TASK INSTRUCTIONS =
Below are the records. Gather each line that holds "List".

## begin THE RECORDS

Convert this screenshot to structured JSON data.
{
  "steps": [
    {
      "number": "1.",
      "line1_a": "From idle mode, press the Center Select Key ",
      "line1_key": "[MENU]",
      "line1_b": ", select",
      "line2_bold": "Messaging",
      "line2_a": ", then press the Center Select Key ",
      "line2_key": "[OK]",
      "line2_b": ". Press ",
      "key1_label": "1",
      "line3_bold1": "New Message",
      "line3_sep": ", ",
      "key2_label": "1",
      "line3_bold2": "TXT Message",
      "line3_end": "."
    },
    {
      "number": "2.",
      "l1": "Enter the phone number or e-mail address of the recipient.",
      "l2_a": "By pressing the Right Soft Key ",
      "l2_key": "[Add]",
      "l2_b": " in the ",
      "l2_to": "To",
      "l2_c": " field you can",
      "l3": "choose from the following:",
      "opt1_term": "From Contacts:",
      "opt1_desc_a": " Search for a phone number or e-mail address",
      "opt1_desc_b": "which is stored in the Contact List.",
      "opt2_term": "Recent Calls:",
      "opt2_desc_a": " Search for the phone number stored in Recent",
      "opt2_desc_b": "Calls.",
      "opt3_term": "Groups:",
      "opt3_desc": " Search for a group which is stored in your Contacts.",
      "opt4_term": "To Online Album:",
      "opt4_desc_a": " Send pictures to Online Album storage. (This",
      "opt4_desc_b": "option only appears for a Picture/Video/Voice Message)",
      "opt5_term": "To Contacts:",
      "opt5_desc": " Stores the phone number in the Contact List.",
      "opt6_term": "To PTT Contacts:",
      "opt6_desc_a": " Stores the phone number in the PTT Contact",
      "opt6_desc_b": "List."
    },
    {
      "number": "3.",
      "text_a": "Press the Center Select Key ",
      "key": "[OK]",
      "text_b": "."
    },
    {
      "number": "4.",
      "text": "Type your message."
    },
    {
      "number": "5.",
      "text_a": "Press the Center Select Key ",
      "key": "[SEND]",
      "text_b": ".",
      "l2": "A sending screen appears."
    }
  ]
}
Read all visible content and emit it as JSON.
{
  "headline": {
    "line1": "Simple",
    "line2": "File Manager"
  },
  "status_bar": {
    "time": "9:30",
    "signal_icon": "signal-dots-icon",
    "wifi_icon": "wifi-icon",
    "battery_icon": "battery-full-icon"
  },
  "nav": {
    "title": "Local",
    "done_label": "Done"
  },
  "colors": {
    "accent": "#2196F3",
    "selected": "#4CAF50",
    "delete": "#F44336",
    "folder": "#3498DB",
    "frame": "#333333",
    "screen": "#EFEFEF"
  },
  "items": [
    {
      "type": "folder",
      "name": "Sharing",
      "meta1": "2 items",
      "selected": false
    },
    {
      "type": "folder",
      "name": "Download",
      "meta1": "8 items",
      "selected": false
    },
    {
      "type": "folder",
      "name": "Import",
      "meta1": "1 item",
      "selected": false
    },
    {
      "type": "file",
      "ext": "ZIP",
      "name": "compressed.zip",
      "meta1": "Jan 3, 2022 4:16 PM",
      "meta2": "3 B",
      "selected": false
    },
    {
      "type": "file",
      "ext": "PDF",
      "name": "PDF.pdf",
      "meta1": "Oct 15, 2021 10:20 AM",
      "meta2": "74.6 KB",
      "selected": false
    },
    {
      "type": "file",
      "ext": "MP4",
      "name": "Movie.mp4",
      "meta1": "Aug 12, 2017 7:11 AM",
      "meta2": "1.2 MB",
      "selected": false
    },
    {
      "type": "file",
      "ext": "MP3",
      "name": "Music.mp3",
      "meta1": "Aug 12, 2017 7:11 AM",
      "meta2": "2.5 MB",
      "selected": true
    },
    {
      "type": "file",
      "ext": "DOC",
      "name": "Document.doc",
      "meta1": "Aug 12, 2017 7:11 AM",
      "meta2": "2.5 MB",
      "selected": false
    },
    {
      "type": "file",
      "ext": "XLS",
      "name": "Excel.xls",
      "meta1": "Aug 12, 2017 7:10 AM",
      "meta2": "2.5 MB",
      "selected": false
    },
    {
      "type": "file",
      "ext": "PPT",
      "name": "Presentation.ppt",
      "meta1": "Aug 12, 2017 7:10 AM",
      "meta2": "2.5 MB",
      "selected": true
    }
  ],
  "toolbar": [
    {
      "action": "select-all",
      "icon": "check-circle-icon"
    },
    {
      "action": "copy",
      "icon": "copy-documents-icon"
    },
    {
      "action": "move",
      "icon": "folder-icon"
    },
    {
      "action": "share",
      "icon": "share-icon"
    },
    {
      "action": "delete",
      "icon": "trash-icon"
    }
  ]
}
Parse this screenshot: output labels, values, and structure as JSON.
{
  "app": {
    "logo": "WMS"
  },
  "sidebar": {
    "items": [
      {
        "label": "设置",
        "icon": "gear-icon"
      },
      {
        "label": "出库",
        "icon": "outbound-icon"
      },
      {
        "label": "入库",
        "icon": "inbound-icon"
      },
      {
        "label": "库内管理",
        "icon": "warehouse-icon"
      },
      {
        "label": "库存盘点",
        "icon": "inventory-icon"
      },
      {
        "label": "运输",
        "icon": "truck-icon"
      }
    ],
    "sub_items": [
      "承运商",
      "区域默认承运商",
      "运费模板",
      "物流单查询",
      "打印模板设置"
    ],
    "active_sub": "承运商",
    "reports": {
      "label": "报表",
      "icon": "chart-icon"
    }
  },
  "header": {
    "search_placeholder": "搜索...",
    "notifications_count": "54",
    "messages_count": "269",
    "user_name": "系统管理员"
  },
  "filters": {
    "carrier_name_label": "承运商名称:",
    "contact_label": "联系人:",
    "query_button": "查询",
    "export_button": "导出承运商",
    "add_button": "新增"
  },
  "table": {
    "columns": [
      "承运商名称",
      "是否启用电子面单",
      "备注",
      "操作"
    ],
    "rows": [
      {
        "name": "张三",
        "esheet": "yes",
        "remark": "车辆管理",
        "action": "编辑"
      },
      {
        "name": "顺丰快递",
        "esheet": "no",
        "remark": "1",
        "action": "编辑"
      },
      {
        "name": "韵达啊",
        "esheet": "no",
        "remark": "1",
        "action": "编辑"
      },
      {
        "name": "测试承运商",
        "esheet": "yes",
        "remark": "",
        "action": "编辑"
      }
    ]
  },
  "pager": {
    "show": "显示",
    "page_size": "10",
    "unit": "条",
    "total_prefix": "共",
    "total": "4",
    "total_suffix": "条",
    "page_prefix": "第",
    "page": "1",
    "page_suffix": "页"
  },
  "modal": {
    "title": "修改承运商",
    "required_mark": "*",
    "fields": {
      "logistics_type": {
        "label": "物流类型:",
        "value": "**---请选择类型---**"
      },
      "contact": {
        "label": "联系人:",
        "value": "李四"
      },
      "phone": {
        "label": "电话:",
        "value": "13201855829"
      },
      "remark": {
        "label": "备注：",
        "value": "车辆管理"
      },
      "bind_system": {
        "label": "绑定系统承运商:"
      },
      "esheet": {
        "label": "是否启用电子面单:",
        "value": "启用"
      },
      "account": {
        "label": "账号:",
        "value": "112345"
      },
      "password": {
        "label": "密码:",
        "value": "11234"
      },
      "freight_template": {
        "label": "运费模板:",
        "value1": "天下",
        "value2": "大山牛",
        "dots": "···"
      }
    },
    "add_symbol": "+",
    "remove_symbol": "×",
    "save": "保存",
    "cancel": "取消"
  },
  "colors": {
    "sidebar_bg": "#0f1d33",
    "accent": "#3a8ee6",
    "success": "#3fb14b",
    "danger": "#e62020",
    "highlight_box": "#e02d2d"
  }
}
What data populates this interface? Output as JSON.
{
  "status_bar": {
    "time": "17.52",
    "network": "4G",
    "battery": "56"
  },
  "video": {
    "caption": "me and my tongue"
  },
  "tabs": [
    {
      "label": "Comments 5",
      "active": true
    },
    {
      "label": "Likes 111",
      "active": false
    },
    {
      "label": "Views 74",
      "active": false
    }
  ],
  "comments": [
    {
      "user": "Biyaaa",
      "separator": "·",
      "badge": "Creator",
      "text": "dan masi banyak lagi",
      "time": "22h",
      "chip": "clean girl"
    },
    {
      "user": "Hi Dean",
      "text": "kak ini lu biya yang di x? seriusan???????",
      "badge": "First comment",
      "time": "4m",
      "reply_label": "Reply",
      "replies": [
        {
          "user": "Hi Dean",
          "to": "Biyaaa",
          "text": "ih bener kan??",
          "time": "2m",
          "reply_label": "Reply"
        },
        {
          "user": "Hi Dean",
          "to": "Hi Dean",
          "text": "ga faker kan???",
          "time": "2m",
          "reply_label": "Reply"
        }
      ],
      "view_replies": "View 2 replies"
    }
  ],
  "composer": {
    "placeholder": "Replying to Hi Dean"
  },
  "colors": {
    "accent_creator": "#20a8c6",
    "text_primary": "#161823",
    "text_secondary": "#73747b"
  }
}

## end THE RECORDS

EXERCISE RESULT =
      "opt1_desc_b": "which is stored in the Contact List.",
      "opt5_desc": " Stores the phone number in the Contact List.",
      "opt6_desc_b": "List."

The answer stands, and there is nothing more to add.